What the task asks: Copy out the lines that have "text" in them.

[start of Data section]

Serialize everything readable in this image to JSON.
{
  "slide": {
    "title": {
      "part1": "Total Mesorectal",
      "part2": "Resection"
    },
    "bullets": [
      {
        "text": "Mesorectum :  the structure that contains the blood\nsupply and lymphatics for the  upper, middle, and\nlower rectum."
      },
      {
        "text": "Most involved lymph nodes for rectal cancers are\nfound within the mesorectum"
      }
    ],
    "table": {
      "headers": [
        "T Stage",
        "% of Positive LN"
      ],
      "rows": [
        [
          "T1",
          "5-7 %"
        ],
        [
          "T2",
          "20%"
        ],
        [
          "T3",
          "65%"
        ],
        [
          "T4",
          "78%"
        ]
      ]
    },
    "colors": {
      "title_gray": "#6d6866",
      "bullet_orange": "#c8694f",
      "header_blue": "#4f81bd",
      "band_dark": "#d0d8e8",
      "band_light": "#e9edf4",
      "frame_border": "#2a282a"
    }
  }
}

[end of Data section]

Correct response:
        "text": "Mesorectum :  the structure that contains the blood\nsupply and lymphatics for the  upper, middle, and\nlower rectum."
        "text": "Most involved lymph nodes for rectal cancers are\nfound within the mesorectum"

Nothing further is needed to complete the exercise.